** Start Material for the task **

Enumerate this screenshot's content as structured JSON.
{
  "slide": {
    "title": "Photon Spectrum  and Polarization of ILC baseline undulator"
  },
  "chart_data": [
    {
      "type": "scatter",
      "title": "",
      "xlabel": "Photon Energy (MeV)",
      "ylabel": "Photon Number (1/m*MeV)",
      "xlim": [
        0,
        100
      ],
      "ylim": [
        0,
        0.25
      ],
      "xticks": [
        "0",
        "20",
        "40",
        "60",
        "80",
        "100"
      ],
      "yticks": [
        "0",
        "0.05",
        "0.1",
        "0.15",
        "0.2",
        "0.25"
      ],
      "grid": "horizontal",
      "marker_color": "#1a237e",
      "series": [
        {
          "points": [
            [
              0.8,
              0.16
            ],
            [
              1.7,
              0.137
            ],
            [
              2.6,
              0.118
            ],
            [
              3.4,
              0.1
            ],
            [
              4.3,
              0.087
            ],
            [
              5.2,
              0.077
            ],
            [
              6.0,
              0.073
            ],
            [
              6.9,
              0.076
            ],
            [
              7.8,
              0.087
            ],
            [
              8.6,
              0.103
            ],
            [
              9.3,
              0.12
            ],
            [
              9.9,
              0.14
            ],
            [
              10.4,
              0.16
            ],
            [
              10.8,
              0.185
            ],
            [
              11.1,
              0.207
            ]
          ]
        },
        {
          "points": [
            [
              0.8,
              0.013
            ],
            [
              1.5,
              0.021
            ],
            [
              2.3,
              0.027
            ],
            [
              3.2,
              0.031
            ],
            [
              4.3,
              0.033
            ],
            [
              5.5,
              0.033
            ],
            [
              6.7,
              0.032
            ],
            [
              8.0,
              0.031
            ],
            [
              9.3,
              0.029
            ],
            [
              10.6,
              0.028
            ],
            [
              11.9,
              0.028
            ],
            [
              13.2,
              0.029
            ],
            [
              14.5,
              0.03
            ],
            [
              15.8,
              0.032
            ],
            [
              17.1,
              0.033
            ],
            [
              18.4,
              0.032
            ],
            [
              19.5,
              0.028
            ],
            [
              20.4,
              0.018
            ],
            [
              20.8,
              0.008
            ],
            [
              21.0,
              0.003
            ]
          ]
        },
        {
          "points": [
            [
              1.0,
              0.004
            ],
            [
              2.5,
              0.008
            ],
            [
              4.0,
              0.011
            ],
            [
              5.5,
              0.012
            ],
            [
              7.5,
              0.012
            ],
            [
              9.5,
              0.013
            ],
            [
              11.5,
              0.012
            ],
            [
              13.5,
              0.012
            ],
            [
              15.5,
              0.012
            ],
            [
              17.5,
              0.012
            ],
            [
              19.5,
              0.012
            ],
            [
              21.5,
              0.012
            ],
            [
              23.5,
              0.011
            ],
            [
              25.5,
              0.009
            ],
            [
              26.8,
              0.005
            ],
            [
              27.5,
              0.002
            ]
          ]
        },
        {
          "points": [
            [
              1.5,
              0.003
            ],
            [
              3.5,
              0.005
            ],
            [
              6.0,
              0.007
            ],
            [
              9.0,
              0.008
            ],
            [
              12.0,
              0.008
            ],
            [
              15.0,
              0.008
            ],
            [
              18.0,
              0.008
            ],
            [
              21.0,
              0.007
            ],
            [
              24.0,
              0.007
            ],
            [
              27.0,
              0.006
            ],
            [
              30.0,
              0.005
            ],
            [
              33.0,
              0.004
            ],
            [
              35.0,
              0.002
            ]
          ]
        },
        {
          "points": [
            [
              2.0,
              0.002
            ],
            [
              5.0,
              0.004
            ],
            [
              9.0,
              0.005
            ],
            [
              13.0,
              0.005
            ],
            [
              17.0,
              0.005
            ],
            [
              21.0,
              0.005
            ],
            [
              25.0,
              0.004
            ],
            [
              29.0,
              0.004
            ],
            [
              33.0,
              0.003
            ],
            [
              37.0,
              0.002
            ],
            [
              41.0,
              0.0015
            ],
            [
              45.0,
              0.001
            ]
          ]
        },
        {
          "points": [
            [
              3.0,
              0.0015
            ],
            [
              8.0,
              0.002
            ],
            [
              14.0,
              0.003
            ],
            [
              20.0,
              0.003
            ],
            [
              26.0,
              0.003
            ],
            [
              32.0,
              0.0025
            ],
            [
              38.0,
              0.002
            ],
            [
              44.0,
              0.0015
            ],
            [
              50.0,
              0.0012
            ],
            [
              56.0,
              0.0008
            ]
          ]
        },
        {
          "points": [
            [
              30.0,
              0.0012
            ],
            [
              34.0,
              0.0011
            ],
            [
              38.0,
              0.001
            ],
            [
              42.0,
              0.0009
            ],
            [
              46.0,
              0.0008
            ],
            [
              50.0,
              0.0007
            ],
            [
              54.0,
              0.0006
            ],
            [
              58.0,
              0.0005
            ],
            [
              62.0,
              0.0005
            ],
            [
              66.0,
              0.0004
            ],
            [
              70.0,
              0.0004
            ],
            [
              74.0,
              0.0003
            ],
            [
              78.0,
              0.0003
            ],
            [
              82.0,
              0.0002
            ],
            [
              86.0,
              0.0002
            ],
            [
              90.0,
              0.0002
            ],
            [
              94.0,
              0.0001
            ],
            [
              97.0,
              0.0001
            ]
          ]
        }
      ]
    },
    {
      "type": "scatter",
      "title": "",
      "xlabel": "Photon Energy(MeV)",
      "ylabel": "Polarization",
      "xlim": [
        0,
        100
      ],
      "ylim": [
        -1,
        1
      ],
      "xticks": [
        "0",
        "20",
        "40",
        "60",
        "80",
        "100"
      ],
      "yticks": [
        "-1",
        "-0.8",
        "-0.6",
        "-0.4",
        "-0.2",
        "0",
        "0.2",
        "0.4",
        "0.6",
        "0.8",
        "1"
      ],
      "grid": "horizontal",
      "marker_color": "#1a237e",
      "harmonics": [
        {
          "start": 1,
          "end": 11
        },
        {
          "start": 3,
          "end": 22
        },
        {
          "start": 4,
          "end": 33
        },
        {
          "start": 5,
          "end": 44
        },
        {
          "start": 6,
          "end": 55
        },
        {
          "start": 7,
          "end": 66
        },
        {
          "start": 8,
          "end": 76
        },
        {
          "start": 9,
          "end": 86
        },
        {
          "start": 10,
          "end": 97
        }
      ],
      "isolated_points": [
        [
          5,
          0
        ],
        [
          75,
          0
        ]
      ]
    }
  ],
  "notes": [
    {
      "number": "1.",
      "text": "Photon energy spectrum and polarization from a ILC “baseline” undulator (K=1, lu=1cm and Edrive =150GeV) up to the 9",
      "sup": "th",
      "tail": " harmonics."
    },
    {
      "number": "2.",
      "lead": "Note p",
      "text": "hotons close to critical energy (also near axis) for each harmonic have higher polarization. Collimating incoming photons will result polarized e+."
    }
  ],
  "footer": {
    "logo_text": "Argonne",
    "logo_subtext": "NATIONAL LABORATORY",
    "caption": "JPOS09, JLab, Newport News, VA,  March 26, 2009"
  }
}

** End Material for the task **

* _Set exercise_
Print the material above once more, exactly.

* _Final answer_
Enumerate this screenshot's content as structured JSON.
{
  "slide": {
    "title": "Photon Spectrum  and Polarization of ILC baseline undulator"
  },
  "chart_data": [
    {
      "type": "scatter",
      "title": "",
      "xlabel": "Photon Energy (MeV)",
      "ylabel": "Photon Number (1/m*MeV)",
      "xlim": [
        0,
        100
      ],
      "ylim": [
        0,
        0.25
      ],
      "xticks": [
        "0",
        "20",
        "40",
        "60",
        "80",
        "100"
      ],
      "yticks": [
        "0",
        "0.05",
        "0.1",
        "0.15",
        "0.2",
        "0.25"
      ],
      "grid": "horizontal",
      "marker_color": "#1a237e",
      "series": [
        {
          "points": [
            [
              0.8,
              0.16
            ],
            [
              1.7,
              0.137
            ],
            [
              2.6,
              0.118
            ],
            [
              3.4,
              0.1
            ],
            [
              4.3,
              0.087
            ],
            [
              5.2,
              0.077
            ],
            [
              6.0,
              0.073
            ],
            [
              6.9,
              0.076
            ],
            [
              7.8,
              0.087
            ],
            [
              8.6,
              0.103
            ],
            [
              9.3,
              0.12
            ],
            [
              9.9,
              0.14
            ],
            [
              10.4,
              0.16
            ],
            [
              10.8,
              0.185
            ],
            [
              11.1,
              0.207
            ]
          ]
        },
        {
          "points": [
            [
              0.8,
              0.013
            ],
            [
              1.5,
              0.021
            ],
            [
              2.3,
              0.027
            ],
            [
              3.2,
              0.031
            ],
            [
              4.3,
              0.033
            ],
            [
              5.5,
              0.033
            ],
            [
              6.7,
              0.032
            ],
            [
              8.0,
              0.031
            ],
            [
              9.3,
              0.029
            ],
            [
              10.6,
              0.028
            ],
            [
              11.9,
              0.028
            ],
            [
              13.2,
              0.029
            ],
            [
              14.5,
              0.03
            ],
            [
              15.8,
              0.032
            ],
            [
              17.1,
              0.033
            ],
            [
              18.4,
              0.032
            ],
            [
              19.5,
              0.028
            ],
            [
              20.4,
              0.018
            ],
            [
              20.8,
              0.008
            ],
            [
              21.0,
              0.003
            ]
          ]
        },
        {
          "points": [
            [
              1.0,
              0.004
            ],
            [
              2.5,
              0.008
            ],
            [
              4.0,
              0.011
            ],
            [
              5.5,
              0.012
            ],
            [
              7.5,
              0.012
            ],
            [
              9.5,
              0.013
            ],
            [
              11.5,
              0.012
            ],
            [
              13.5,
              0.012
            ],
            [
              15.5,
              0.012
            ],
            [
              17.5,
              0.012
            ],
            [
              19.5,
              0.012
            ],
            [
              21.5,
              0.012
            ],
            [
              23.5,
              0.011
            ],
            [
              25.5,
              0.009
            ],
            [
              26.8,
              0.005
            ],
            [
              27.5,
              0.002
            ]
          ]
        },
        {
          "points": [
            [
              1.5,
              0.003
            ],
            [
              3.5,
              0.005
            ],
            [
              6.0,
              0.007
            ],
            [
              9.0,
              0.008
            ],
            [
              12.0,
              0.008
            ],
            [
              15.0,
              0.008
            ],
            [
              18.0,
              0.008
            ],
            [
              21.0,
              0.007
            ],
            [
              24.0,
              0.007
            ],
            [
              27.0,
              0.006
            ],
            [
              30.0,
              0.005
            ],
            [
              33.0,
              0.004
            ],
            [
              35.0,
              0.002
            ]
          ]
        },
        {
          "points": [
            [
              2.0,
              0.002
            ],
            [
              5.0,
              0.004
            ],
            [
              9.0,
              0.005
            ],
            [
              13.0,
              0.005
            ],
            [
              17.0,
              0.005
            ],
            [
              21.0,
              0.005
            ],
            [
              25.0,
              0.004
            ],
            [
              29.0,
              0.004
            ],
            [
              33.0,
              0.003
            ],
            [
              37.0,
              0.002
            ],
            [
              41.0,
              0.0015
            ],
            [
              45.0,
              0.001
            ]
          ]
        },
        {
          "points": [
            [
              3.0,
              0.0015
            ],
            [
              8.0,
              0.002
            ],
            [
              14.0,
              0.003
            ],
            [
              20.0,
              0.003
            ],
            [
              26.0,
              0.003
            ],
            [
              32.0,
              0.0025
            ],
            [
              38.0,
              0.002
            ],
            [
              44.0,
              0.0015
            ],
            [
              50.0,
              0.0012
            ],
            [
              56.0,
              0.0008
            ]
          ]
        },
        {
          "points": [
            [
              30.0,
              0.0012
            ],
            [
              34.0,
              0.0011
            ],
            [
              38.0,
              0.001
            ],
            [
              42.0,
              0.0009
            ],
            [
              46.0,
              0.0008
            ],
            [
              50.0,
              0.0007
            ],
            [
              54.0,
              0.0006
            ],
            [
              58.0,
              0.0005
            ],
            [
              62.0,
              0.0005
            ],
            [
              66.0,
              0.0004
            ],
            [
              70.0,
              0.0004
            ],
            [
              74.0,
              0.0003
            ],
            [
              78.0,
              0.0003
            ],
            [
              82.0,
              0.0002
            ],
            [
              86.0,
              0.0002
            ],
            [
              90.0,
              0.0002
            ],
            [
              94.0,
              0.0001
            ],
            [
              97.0,
              0.0001
            ]
          ]
        }
      ]
    },
    {
      "type": "scatter",
      "title": "",
      "xlabel": "Photon Energy(MeV)",
      "ylabel": "Polarization",
      "xlim": [
        0,
        100
      ],
      "ylim": [
        -1,
        1
      ],
      "xticks": [
        "0",
        "20",
        "40",
        "60",
        "80",
        "100"
      ],
      "yticks": [
        "-1",
        "-0.8",
        "-0.6",
        "-0.4",
        "-0.2",
        "0",
        "0.2",
        "0.4",
        "0.6",
        "0.8",
        "1"
      ],
      "grid": "horizontal",
      "marker_color": "#1a237e",
      "harmonics": [
        {
          "start": 1,
          "end": 11
        },
        {
          "start": 3,
          "end": 22
        },
        {
          "start": 4,
          "end": 33
        },
        {
          "start": 5,
          "end": 44
        },
        {
          "start": 6,
          "end": 55
        },
        {
          "start": 7,
          "end": 66
        },
        {
          "start": 8,
          "end": 76
        },
        {
          "start": 9,
          "end": 86
        },
        {
          "start": 10,
          "end": 97
        }
      ],
      "isolated_points": [
        [
          5,
          0
        ],
        [
          75,
          0
        ]
      ]
    }
  ],
  "notes": [
    {
      "number": "1.",
      "text": "Photon energy spectrum and polarization from a ILC “baseline” undulator (K=1, lu=1cm and Edrive =150GeV) up to the 9",
      "sup": "th",
      "tail": " harmonics."
    },
    {
      "number": "2.",
      "lead": "Note p",
      "text": "hotons close to critical energy (also near axis) for each harmonic have higher polarization. Collimating incoming photons will result polarized e+."
    }
  ],
  "footer": {
    "logo_text": "Argonne",
    "logo_subtext": "NATIONAL LABORATORY",
    "caption": "JPOS09, JLab, Newport News, VA,  March 26, 2009"
  }
}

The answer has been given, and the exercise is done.